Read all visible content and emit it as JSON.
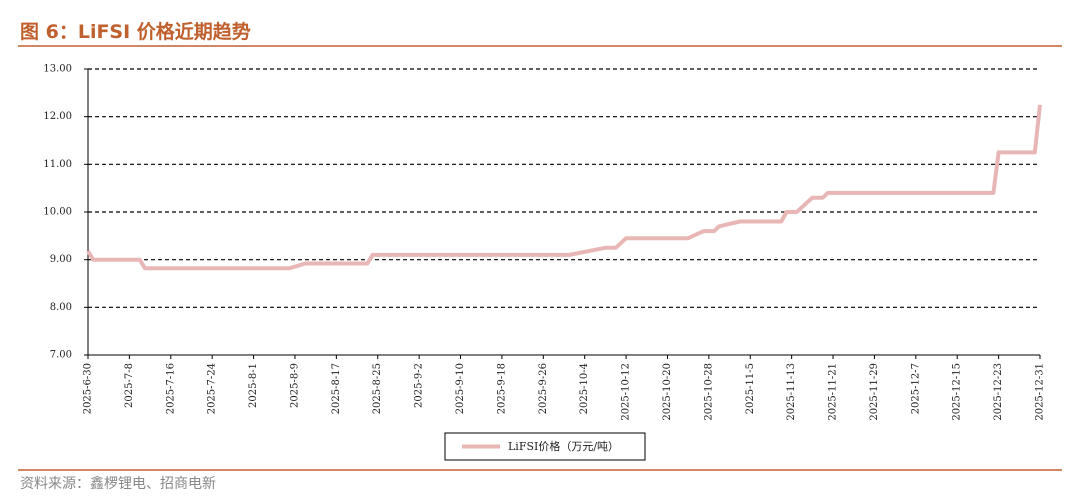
{
  "chart_data": {
    "type": "line",
    "title": "图 6：LiFSI 价格近期趋势",
    "source": "资料来源：鑫椤锂电、招商电新",
    "x": [
      "2025-6-30",
      "2025-7-1",
      "2025-7-10",
      "2025-7-11",
      "2025-8-8",
      "2025-8-11",
      "2025-8-23",
      "2025-8-24",
      "2025-10-1",
      "2025-10-8",
      "2025-10-10",
      "2025-10-12",
      "2025-10-24",
      "2025-10-27",
      "2025-10-29",
      "2025-10-30",
      "2025-11-3",
      "2025-11-11",
      "2025-11-12",
      "2025-11-14",
      "2025-11-17",
      "2025-11-19",
      "2025-11-20",
      "2025-12-22",
      "2025-12-23",
      "2025-12-30",
      "2025-12-31"
    ],
    "series": [
      {
        "name": "LiFSI价格（万元/吨）",
        "color": "#e8b7b5",
        "values": [
          9.18,
          9.0,
          9.0,
          8.82,
          8.82,
          8.92,
          8.92,
          9.1,
          9.1,
          9.25,
          9.25,
          9.45,
          9.45,
          9.6,
          9.6,
          9.7,
          9.8,
          9.8,
          10.0,
          10.0,
          10.3,
          10.3,
          10.4,
          10.4,
          11.25,
          11.25,
          12.25
        ]
      }
    ],
    "xticks": [
      "2025-6-30",
      "2025-7-8",
      "2025-7-16",
      "2025-7-24",
      "2025-8-1",
      "2025-8-9",
      "2025-8-17",
      "2025-8-25",
      "2025-9-2",
      "2025-9-10",
      "2025-9-18",
      "2025-9-26",
      "2025-10-4",
      "2025-10-12",
      "2025-10-20",
      "2025-10-28",
      "2025-11-5",
      "2025-11-13",
      "2025-11-21",
      "2025-11-29",
      "2025-12-7",
      "2025-12-15",
      "2025-12-23",
      "2025-12-31"
    ],
    "ylim": [
      7,
      13
    ],
    "yticks": [
      {
        "value": 7,
        "label": "7.00"
      },
      {
        "value": 8,
        "label": "8.00"
      },
      {
        "value": 9,
        "label": "9.00"
      },
      {
        "value": 10,
        "label": "10.00"
      },
      {
        "value": 11,
        "label": "11.00"
      },
      {
        "value": 12,
        "label": "12.00"
      },
      {
        "value": 13,
        "label": "13.00"
      }
    ],
    "grid": true
  }
}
★ ★ ★ ★
Quote in full the listing given above; the images are to be left out.

Read all visible content and emit it as JSON.
{
  "chart_data": {
    "type": "line",
    "title": "图 6：LiFSI 价格近期趋势",
    "source": "资料来源：鑫椤锂电、招商电新",
    "x": [
      "2025-6-30",
      "2025-7-1",
      "2025-7-10",
      "2025-7-11",
      "2025-8-8",
      "2025-8-11",
      "2025-8-23",
      "2025-8-24",
      "2025-10-1",
      "2025-10-8",
      "2025-10-10",
      "2025-10-12",
      "2025-10-24",
      "2025-10-27",
      "2025-10-29",
      "2025-10-30",
      "2025-11-3",
      "2025-11-11",
      "2025-11-12",
      "2025-11-14",
      "2025-11-17",
      "2025-11-19",
      "2025-11-20",
      "2025-12-22",
      "2025-12-23",
      "2025-12-30",
      "2025-12-31"
    ],
    "series": [
      {
        "name": "LiFSI价格（万元/吨）",
        "color": "#e8b7b5",
        "values": [
          9.18,
          9.0,
          9.0,
          8.82,
          8.82,
          8.92,
          8.92,
          9.1,
          9.1,
          9.25,
          9.25,
          9.45,
          9.45,
          9.6,
          9.6,
          9.7,
          9.8,
          9.8,
          10.0,
          10.0,
          10.3,
          10.3,
          10.4,
          10.4,
          11.25,
          11.25,
          12.25
        ]
      }
    ],
    "xticks": [
      "2025-6-30",
      "2025-7-8",
      "2025-7-16",
      "2025-7-24",
      "2025-8-1",
      "2025-8-9",
      "2025-8-17",
      "2025-8-25",
      "2025-9-2",
      "2025-9-10",
      "2025-9-18",
      "2025-9-26",
      "2025-10-4",
      "2025-10-12",
      "2025-10-20",
      "2025-10-28",
      "2025-11-5",
      "2025-11-13",
      "2025-11-21",
      "2025-11-29",
      "2025-12-7",
      "2025-12-15",
      "2025-12-23",
      "2025-12-31"
    ],
    "ylim": [
      7,
      13
    ],
    "yticks": [
      {
        "value": 7,
        "label": "7.00"
      },
      {
        "value": 8,
        "label": "8.00"
      },
      {
        "value": 9,
        "label": "9.00"
      },
      {
        "value": 10,
        "label": "10.00"
      },
      {
        "value": 11,
        "label": "11.00"
      },
      {
        "value": 12,
        "label": "12.00"
      },
      {
        "value": 13,
        "label": "13.00"
      }
    ],
    "grid": true
  }
}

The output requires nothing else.